▶ [Task statement] Please quote every line word for word.

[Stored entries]
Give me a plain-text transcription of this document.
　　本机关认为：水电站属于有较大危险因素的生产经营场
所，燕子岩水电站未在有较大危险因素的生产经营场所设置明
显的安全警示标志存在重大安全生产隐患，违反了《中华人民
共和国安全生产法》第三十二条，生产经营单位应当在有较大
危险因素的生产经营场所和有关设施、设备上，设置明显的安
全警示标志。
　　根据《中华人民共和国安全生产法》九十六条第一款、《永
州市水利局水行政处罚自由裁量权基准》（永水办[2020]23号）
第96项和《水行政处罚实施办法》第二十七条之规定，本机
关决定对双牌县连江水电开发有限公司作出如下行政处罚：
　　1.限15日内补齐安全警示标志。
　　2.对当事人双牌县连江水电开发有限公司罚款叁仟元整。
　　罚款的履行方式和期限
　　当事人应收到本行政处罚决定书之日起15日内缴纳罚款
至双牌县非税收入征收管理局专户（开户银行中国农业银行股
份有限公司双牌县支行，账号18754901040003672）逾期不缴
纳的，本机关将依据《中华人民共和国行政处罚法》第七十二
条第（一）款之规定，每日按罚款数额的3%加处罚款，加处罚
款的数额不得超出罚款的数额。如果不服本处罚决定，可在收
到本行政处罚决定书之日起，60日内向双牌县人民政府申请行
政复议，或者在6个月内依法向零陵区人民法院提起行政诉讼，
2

▶ [Answer]
Give me a plain-text transcription of this document.
　　本机关认为：水电站属于有较大危险因素的生产经营场
所，燕子岩水电站未在有较大危险因素的生产经营场所设置明
显的安全警示标志存在重大安全生产隐患，违反了《中华人民
共和国安全生产法》第三十二条，生产经营单位应当在有较大
危险因素的生产经营场所和有关设施、设备上，设置明显的安
全警示标志。
　　根据《中华人民共和国安全生产法》九十六条第一款、《永
州市水利局水行政处罚自由裁量权基准》（永水办[2020]23号）
第96项和《水行政处罚实施办法》第二十七条之规定，本机
关决定对双牌县连江水电开发有限公司作出如下行政处罚：
　　1.限15日内补齐安全警示标志。
　　2.对当事人双牌县连江水电开发有限公司罚款叁仟元整。
　　罚款的履行方式和期限
　　当事人应收到本行政处罚决定书之日起15日内缴纳罚款
至双牌县非税收入征收管理局专户（开户银行中国农业银行股
份有限公司双牌县支行，账号18754901040003672）逾期不缴
纳的，本机关将依据《中华人民共和国行政处罚法》第七十二
条第（一）款之规定，每日按罚款数额的3%加处罚款，加处罚
款的数额不得超出罚款的数额。如果不服本处罚决定，可在收
到本行政处罚决定书之日起，60日内向双牌县人民政府申请行
政复议，或者在6个月内依法向零陵区人民法院提起行政诉讼，
2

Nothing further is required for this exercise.